Written exercise -
Pick up the commentary on the episode "Still" where its last sentence ends, and write what comes next.

Document passage -
* Begin *
Clearly, the group's survival mentality would always prevent them from achieving the peaceful, prosperous future they've all been hoping and longing for. 

Knowing this, the prison's destruction wasn't only inevitable, it was necessary.

Survive vs. Thrive

"Still" opens with Darryl and Beth stuck in survival mode both literally and figuratively as they hide together in a cramped car truck, tense and terrified as an unseen walker herd overtakes them. Come morning the herd's gone, leaving Beth and Darryl to scavenge what they can from the wrecked car to set up a survival camp. Only Beth's had enough of simply existing...

Being underage (and strict Hershel's daughter), Beth has never had a single sip of liquor or gotten drunk, and that's a fact she's determined to change now that her father's no longer around to stop her.
* End *
Coordinate annotation records
* Begin *
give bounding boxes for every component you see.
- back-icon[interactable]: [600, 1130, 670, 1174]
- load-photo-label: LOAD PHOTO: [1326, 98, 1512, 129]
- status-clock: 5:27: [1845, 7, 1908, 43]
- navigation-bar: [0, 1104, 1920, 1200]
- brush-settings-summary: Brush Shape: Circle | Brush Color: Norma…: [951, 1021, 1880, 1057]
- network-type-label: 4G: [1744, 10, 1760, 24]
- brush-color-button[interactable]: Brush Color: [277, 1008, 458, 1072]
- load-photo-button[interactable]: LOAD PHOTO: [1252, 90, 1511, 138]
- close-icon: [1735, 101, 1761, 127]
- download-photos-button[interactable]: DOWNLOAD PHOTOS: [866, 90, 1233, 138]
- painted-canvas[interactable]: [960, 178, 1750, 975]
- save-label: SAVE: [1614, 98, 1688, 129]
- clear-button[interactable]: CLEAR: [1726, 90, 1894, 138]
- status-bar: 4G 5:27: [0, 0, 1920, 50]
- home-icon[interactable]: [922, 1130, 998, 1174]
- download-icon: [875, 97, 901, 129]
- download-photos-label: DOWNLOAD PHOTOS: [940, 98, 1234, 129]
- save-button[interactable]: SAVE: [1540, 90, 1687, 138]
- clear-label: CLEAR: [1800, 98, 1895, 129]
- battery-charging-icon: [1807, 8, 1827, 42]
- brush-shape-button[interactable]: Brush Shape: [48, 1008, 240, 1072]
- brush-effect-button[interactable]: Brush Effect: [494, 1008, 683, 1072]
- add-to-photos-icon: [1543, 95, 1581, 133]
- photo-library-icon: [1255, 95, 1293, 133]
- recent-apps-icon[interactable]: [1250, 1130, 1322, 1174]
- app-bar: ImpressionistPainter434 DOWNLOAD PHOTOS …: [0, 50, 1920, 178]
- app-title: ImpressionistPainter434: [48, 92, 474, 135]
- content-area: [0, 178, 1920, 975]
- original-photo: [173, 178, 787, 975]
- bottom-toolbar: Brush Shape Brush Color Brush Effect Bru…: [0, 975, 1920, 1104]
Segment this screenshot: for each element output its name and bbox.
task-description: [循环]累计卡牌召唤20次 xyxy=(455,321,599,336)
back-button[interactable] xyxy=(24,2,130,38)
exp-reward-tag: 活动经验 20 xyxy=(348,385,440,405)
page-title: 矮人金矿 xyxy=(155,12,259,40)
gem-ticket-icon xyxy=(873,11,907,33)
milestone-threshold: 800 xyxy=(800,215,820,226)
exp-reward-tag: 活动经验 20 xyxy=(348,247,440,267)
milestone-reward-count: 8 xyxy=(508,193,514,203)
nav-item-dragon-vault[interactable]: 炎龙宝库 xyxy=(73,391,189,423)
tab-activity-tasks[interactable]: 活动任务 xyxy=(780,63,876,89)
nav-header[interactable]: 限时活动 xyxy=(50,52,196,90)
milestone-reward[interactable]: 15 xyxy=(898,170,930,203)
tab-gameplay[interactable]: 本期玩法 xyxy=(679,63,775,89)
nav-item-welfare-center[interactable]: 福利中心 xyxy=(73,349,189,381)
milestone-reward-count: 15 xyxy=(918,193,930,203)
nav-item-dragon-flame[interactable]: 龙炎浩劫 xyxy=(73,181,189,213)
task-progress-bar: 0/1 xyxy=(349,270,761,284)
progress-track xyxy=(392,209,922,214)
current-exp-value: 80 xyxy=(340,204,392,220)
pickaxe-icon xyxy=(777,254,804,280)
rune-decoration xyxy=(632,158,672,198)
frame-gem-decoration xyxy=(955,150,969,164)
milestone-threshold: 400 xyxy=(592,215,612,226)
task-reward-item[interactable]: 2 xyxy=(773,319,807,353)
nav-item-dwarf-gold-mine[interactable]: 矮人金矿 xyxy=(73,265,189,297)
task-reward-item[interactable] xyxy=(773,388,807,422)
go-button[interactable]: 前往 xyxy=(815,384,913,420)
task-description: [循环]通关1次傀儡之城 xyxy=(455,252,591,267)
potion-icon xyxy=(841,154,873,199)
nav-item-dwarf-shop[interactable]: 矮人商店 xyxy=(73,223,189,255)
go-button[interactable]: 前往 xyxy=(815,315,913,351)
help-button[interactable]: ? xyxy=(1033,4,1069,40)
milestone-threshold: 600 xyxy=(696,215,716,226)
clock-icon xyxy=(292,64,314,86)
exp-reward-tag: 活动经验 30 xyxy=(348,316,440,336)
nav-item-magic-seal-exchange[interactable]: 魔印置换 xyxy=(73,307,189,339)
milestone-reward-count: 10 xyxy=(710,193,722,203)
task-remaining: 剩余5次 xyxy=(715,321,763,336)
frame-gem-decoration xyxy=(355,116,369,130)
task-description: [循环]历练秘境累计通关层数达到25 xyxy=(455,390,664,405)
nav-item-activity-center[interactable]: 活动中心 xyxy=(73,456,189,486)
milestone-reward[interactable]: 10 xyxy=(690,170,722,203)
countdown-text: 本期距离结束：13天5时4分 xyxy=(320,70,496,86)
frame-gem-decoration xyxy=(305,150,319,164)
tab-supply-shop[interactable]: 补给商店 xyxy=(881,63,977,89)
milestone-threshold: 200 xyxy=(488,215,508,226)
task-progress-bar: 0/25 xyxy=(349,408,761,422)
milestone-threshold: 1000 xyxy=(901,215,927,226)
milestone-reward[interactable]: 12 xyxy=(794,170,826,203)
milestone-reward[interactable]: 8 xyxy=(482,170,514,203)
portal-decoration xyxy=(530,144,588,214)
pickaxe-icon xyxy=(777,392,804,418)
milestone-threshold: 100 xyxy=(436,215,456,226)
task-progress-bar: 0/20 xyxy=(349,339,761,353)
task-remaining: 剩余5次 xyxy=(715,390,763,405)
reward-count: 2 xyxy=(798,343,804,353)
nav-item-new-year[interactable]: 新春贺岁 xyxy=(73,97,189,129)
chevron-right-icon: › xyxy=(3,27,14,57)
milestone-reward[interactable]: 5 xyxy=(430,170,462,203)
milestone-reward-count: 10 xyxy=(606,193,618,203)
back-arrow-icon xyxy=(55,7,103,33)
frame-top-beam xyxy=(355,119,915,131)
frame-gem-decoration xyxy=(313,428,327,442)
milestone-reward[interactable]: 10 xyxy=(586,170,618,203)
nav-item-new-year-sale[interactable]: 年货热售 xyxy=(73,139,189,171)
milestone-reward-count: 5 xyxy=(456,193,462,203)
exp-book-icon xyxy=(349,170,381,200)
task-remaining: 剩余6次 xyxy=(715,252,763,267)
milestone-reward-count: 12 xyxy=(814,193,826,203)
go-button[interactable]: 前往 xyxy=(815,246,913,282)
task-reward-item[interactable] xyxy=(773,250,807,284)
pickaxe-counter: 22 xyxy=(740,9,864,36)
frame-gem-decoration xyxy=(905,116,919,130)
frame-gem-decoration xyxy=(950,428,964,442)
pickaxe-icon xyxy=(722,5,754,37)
* End *
Answer for the task -
On this surface, this mission seems frivolous and selfish, but it's soon clear she's motivated by a need to be more than who she's become since "the turn." Beth had taken a back seat to her stronger sister and skilled father. She stayed home to care for the children rather than standing guard or scavenging. In the eyes of the group, including Darryl and herself, she was still very much a child herself. And she knows that if she wants to survive and thrive, that needs to change. 

However, I don't think that's the real reason Beth became fixated on her desire for hard liquor.

Darryl Rich and Poor: The Money Metaphor

In my opinion, the quest for alcohol was the excuse she latched on to in her attempt to bring Darryl back to the world. 

You see, in "Inmates" Darryl's retreat into the woods made perfect sense. They were in a mad dash to escape the walker hordes attracted by the prison battle, so the woods were a safer bet.

But now, in "Still," Beth can see that Darryl doesn't intend for this forest retreat to be temporary. Instead he's regressed back into the unredeemable drifter redneck he was before the turn. And, as she says to him at one point, he truly does just see her as "a dead girl" he's putting up with -- the last obstacle in his path to becoming a backwoods, nomadic hermit, surviving alone until death claims him, too.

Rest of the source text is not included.